— START —
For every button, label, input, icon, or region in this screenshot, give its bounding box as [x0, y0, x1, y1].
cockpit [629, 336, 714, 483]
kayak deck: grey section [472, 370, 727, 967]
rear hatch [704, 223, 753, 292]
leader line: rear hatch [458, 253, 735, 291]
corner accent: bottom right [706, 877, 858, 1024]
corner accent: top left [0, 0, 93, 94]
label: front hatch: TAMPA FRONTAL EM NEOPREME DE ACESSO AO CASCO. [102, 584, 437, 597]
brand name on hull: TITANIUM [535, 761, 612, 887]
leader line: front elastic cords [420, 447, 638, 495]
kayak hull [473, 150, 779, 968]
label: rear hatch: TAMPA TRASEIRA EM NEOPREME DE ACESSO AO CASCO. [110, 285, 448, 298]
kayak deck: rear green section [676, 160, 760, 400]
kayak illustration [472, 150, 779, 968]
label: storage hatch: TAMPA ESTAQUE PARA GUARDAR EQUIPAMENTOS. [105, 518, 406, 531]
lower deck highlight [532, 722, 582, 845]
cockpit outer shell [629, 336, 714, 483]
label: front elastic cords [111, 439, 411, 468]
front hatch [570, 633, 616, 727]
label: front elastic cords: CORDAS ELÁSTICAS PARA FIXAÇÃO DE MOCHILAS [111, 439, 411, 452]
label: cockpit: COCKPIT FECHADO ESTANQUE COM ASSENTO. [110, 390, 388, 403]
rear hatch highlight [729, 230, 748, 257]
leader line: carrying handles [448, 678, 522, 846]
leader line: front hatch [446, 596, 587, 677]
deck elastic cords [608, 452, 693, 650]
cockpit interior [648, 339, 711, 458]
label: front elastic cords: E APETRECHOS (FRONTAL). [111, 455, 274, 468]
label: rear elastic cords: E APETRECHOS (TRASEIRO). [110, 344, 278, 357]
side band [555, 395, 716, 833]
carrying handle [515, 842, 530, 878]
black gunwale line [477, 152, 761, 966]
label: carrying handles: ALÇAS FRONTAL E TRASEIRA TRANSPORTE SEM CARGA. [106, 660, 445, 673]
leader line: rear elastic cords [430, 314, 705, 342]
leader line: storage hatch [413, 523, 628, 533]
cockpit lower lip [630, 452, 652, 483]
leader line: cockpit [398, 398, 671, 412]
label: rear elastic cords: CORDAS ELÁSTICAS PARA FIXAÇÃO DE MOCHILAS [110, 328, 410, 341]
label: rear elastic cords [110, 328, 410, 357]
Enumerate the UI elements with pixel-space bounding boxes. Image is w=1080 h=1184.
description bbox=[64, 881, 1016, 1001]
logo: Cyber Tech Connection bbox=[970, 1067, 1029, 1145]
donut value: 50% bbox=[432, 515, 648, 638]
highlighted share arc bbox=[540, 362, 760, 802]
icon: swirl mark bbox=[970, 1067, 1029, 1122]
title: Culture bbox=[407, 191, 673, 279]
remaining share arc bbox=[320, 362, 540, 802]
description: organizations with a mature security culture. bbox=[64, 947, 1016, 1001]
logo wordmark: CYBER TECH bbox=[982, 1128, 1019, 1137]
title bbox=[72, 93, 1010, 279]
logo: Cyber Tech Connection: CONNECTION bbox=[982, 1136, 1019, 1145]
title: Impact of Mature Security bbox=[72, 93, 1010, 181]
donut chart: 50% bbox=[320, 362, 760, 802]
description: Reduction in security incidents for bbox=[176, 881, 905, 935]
— END —
** WHAT YOU HAVE TO DO **
Turn each line of the data above into a JSON list of strings, with one string per line and blank lines omitted.

** RESULT FOR THIS TASK **
[
  "For every button, label, input, icon, or region in this screenshot, give its bounding box as [x0, y0, x1, y1].",
  "cockpit [629, 336, 714, 483]",
  "kayak deck: grey section [472, 370, 727, 967]",
  "rear hatch [704, 223, 753, 292]",
  "leader line: rear hatch [458, 253, 735, 291]",
  "corner accent: bottom right [706, 877, 858, 1024]",
  "corner accent: top left [0, 0, 93, 94]",
  "label: front hatch: TAMPA FRONTAL EM NEOPREME DE ACESSO AO CASCO. [102, 584, 437, 597]",
  "brand name on hull: TITANIUM [535, 761, 612, 887]",
  "leader line: front elastic cords [420, 447, 638, 495]",
  "kayak hull [473, 150, 779, 968]",
  "label: rear hatch: TAMPA TRASEIRA EM NEOPREME DE ACESSO AO CASCO. [110, 285, 448, 298]",
  "kayak deck: rear green section [676, 160, 760, 400]",
  "kayak illustration [472, 150, 779, 968]",
  "label: storage hatch: TAMPA ESTAQUE PARA GUARDAR EQUIPAMENTOS. [105, 518, 406, 531]",
  "lower deck highlight [532, 722, 582, 845]",
  "cockpit outer shell [629, 336, 714, 483]",
  "label: front elastic cords [111, 439, 411, 468]",
  "front hatch [570, 633, 616, 727]",
  "label: front elastic cords: CORDAS ELÁSTICAS PARA FIXAÇÃO DE MOCHILAS [111, 439, 411, 452]",
  "label: cockpit: COCKPIT FECHADO ESTANQUE COM ASSENTO. [110, 390, 388, 403]",
  "rear hatch highlight [729, 230, 748, 257]",
  "leader line: carrying handles [448, 678, 522, 846]",
  "leader line: front hatch [446, 596, 587, 677]",
  "deck elastic cords [608, 452, 693, 650]",
  "cockpit interior [648, 339, 711, 458]",
  "label: front elastic cords: E APETRECHOS (FRONTAL). [111, 455, 274, 468]",
  "label: rear elastic cords: E APETRECHOS (TRASEIRO). [110, 344, 278, 357]",
  "side band [555, 395, 716, 833]",
  "carrying handle [515, 842, 530, 878]",
  "black gunwale line [477, 152, 761, 966]",
  "label: carrying handles: ALÇAS FRONTAL E TRASEIRA TRANSPORTE SEM CARGA. [106, 660, 445, 673]",
  "leader line: rear elastic cords [430, 314, 705, 342]",
  "leader line: storage hatch [413, 523, 628, 533]",
  "cockpit lower lip [630, 452, 652, 483]",
  "leader line: cockpit [398, 398, 671, 412]",
  "label: rear elastic cords: CORDAS ELÁSTICAS PARA FIXAÇÃO DE MOCHILAS [110, 328, 410, 341]",
  "label: rear elastic cords [110, 328, 410, 357]",
  "Enumerate the UI elements with pixel-space bounding boxes. Image is w=1080 h=1184.",
  "description bbox=[64, 881, 1016, 1001]",
  "logo: Cyber Tech Connection bbox=[970, 1067, 1029, 1145]",
  "donut value: 50% bbox=[432, 515, 648, 638]",
  "highlighted share arc bbox=[540, 362, 760, 802]",
  "icon: swirl mark bbox=[970, 1067, 1029, 1122]",
  "title: Culture bbox=[407, 191, 673, 279]",
  "remaining share arc bbox=[320, 362, 540, 802]",
  "description: organizations with a mature security culture. bbox=[64, 947, 1016, 1001]",
  "logo wordmark: CYBER TECH bbox=[982, 1128, 1019, 1137]",
  "title bbox=[72, 93, 1010, 279]",
  "logo: Cyber Tech Connection: CONNECTION bbox=[982, 1136, 1019, 1145]",
  "title: Impact of Mature Security bbox=[72, 93, 1010, 181]",
  "donut chart: 50% bbox=[320, 362, 760, 802]",
  "description: Reduction in security incidents for bbox=[176, 881, 905, 935]"
]